Instruction » Copy out every line exactly as given.

=== Material for the task ===

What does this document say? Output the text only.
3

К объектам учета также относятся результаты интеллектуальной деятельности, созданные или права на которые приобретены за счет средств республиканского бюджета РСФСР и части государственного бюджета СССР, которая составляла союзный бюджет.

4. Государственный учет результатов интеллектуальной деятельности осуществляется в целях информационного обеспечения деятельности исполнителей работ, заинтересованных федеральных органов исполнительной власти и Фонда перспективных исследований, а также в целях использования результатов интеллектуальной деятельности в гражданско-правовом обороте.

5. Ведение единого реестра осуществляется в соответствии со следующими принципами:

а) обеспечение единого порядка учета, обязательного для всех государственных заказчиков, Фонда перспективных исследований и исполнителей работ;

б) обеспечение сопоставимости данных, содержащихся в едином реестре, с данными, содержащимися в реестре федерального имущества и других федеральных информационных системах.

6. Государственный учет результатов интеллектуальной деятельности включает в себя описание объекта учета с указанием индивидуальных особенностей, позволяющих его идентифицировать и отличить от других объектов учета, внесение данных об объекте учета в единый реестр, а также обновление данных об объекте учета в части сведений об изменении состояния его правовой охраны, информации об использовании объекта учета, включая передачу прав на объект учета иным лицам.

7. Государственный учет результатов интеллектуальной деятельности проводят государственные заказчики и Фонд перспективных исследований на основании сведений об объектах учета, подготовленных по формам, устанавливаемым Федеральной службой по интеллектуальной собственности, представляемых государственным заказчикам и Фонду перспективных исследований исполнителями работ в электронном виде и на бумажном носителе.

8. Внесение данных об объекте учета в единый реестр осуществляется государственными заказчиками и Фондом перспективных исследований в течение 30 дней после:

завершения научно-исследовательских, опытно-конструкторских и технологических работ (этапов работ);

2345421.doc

===

Output »
What does this document say? Output the text only.
3

К объектам учета также относятся результаты интеллектуальной деятельности, созданные или права на которые приобретены за счет средств республиканского бюджета РСФСР и части государственного бюджета СССР, которая составляла союзный бюджет.

4. Государственный учет результатов интеллектуальной деятельности осуществляется в целях информационного обеспечения деятельности исполнителей работ, заинтересованных федеральных органов исполнительной власти и Фонда перспективных исследований, а также в целях использования результатов интеллектуальной деятельности в гражданско-правовом обороте.

5. Ведение единого реестра осуществляется в соответствии со следующими принципами:

а) обеспечение единого порядка учета, обязательного для всех государственных заказчиков, Фонда перспективных исследований и исполнителей работ;

б) обеспечение сопоставимости данных, содержащихся в едином реестре, с данными, содержащимися в реестре федерального имущества и других федеральных информационных системах.

6. Государственный учет результатов интеллектуальной деятельности включает в себя описание объекта учета с указанием индивидуальных особенностей, позволяющих его идентифицировать и отличить от других объектов учета, внесение данных об объекте учета в единый реестр, а также обновление данных об объекте учета в части сведений об изменении состояния его правовой охраны, информации об использовании объекта учета, включая передачу прав на объект учета иным лицам.

7. Государственный учет результатов интеллектуальной деятельности проводят государственные заказчики и Фонд перспективных исследований на основании сведений об объектах учета, подготовленных по формам, устанавливаемым Федеральной службой по интеллектуальной собственности, представляемых государственным заказчикам и Фонду перспективных исследований исполнителями работ в электронном виде и на бумажном носителе.

8. Внесение данных об объекте учета в единый реестр осуществляется государственными заказчиками и Фондом перспективных исследований в течение 30 дней после:

завершения научно-исследовательских, опытно-конструкторских и технологических работ (этапов работ);

2345421.doc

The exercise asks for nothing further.